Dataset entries
• • •

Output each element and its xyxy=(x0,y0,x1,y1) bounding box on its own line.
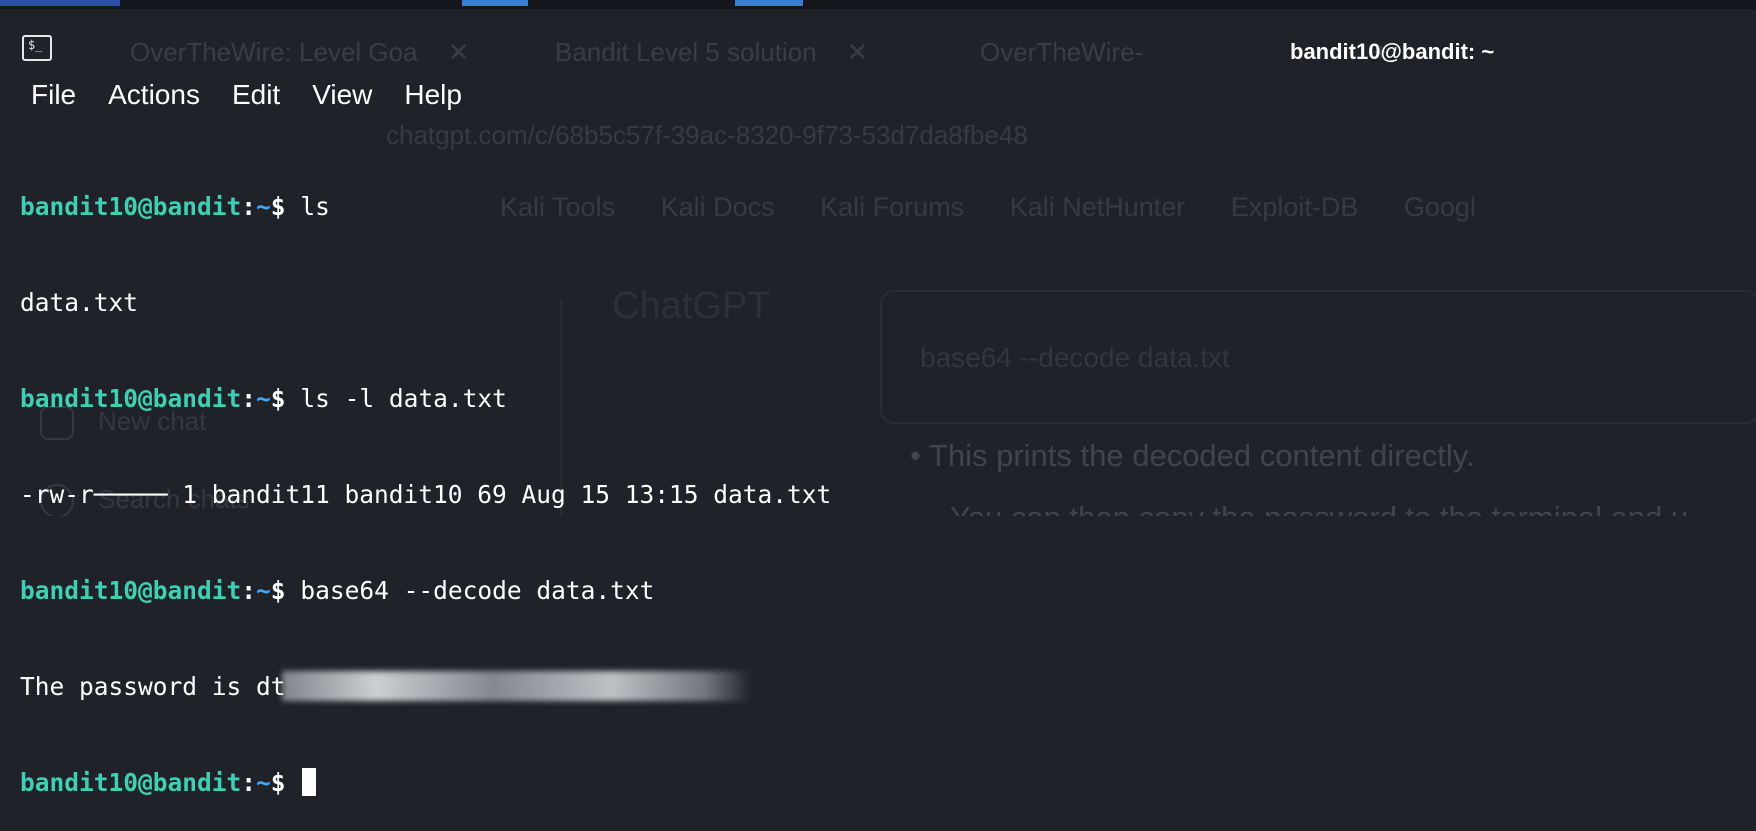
desktop-top-strip xyxy=(0,0,1756,9)
terminal-icon-glyph: $_ xyxy=(28,38,43,52)
terminal-title-bar[interactable]: $_ bandit10@bandit: ~ xyxy=(0,9,1756,75)
prompt-user: bandit10@bandit xyxy=(20,576,242,605)
background-bookmark: Exploit-DB xyxy=(1230,192,1359,222)
desktop-strip-segment xyxy=(0,0,120,6)
background-bookmark: Googl xyxy=(1403,192,1476,222)
background-bullet-2: You can then copy the password to the te… xyxy=(950,500,1688,516)
prompt-user: bandit10@bandit xyxy=(20,192,242,221)
window-title: bandit10@bandit: ~ xyxy=(1290,39,1495,64)
prompt-dollar: $ xyxy=(270,192,286,221)
prompt-colon: : xyxy=(241,576,257,605)
text-cursor xyxy=(302,768,317,796)
command-text: ls -l data.txt xyxy=(300,384,507,413)
output-line: The password is dt xyxy=(20,671,831,703)
prompt-path: ~ xyxy=(256,192,271,221)
prompt-path: ~ xyxy=(256,384,271,413)
desktop-strip-segment xyxy=(735,0,803,6)
menu-edit[interactable]: Edit xyxy=(211,72,291,118)
prompt-dollar: $ xyxy=(270,768,286,797)
prompt-user: bandit10@bandit xyxy=(20,768,242,797)
command-line: bandit10@bandit:~$ ls -l data.txt xyxy=(20,383,831,415)
prompt-colon: : xyxy=(241,384,257,413)
background-code-text: base64 --decode data.txt xyxy=(920,342,1230,373)
output-line: data.txt xyxy=(20,288,139,317)
desktop-strip-segment xyxy=(462,0,528,6)
prompt-path: ~ xyxy=(256,576,271,605)
prompt-colon: : xyxy=(241,768,257,797)
redacted-password-blur xyxy=(281,671,752,701)
command-line: bandit10@bandit:~$ ls xyxy=(20,191,831,223)
password-output-text: The password is dt xyxy=(20,672,286,701)
prompt-dollar: $ xyxy=(270,384,286,413)
prompt-user: bandit10@bandit xyxy=(20,384,242,413)
prompt-colon: : xyxy=(241,192,257,221)
output-line: -rw-r───── 1 bandit11 bandit10 69 Aug 15… xyxy=(20,480,832,509)
menu-bar: File Actions Edit View Help xyxy=(10,72,473,118)
background-bullet-1: • This prints the decoded content direct… xyxy=(910,438,1475,473)
menu-help[interactable]: Help xyxy=(383,72,473,118)
menu-view[interactable]: View xyxy=(291,72,383,118)
background-bookmark: Kali NetHunter xyxy=(1009,192,1186,222)
background-bookmark: Kali Forums xyxy=(820,192,965,222)
terminal-icon: $_ xyxy=(22,35,52,61)
command-line: bandit10@bandit:~$ base64 --decode data.… xyxy=(20,575,831,607)
menu-actions[interactable]: Actions xyxy=(87,72,211,118)
terminal-output[interactable]: bandit10@bandit:~$ ls data.txt bandit10@… xyxy=(20,127,831,831)
command-text: ls xyxy=(300,192,330,221)
prompt-path: ~ xyxy=(256,768,271,797)
prompt-dollar: $ xyxy=(270,576,286,605)
menu-file[interactable]: File xyxy=(10,72,87,118)
command-text: base64 --decode data.txt xyxy=(300,576,655,605)
current-prompt-line[interactable]: bandit10@bandit:~$ xyxy=(20,767,831,799)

• • •

SET EXERCISE. Copy the lines from the items above exactly as they stand, beginning with the line containing "desktop-top-strip xyxy=(0,0,1756,9)" and stopping after the line containing "desktop-strip-segment xyxy=(735,0,803,6)".

SOLUTION TO THE EXERCISE.
desktop-top-strip xyxy=(0,0,1756,9)
terminal-icon-glyph: $_ xyxy=(28,38,43,52)
terminal-title-bar[interactable]: $_ bandit10@bandit: ~ xyxy=(0,9,1756,75)
prompt-user: bandit10@bandit xyxy=(20,576,242,605)
background-bookmark: Exploit-DB xyxy=(1230,192,1359,222)
desktop-strip-segment xyxy=(0,0,120,6)
background-bookmark: Googl xyxy=(1403,192,1476,222)
background-bullet-2: You can then copy the password to the te… xyxy=(950,500,1688,516)
prompt-user: bandit10@bandit xyxy=(20,192,242,221)
window-title: bandit10@bandit: ~ xyxy=(1290,39,1495,64)
prompt-dollar: $ xyxy=(270,192,286,221)
prompt-colon: : xyxy=(241,576,257,605)
text-cursor xyxy=(302,768,317,796)
command-text: ls -l data.txt xyxy=(300,384,507,413)
output-line: The password is dt xyxy=(20,671,831,703)
prompt-path: ~ xyxy=(256,192,271,221)
prompt-path: ~ xyxy=(256,384,271,413)
desktop-strip-segment xyxy=(735,0,803,6)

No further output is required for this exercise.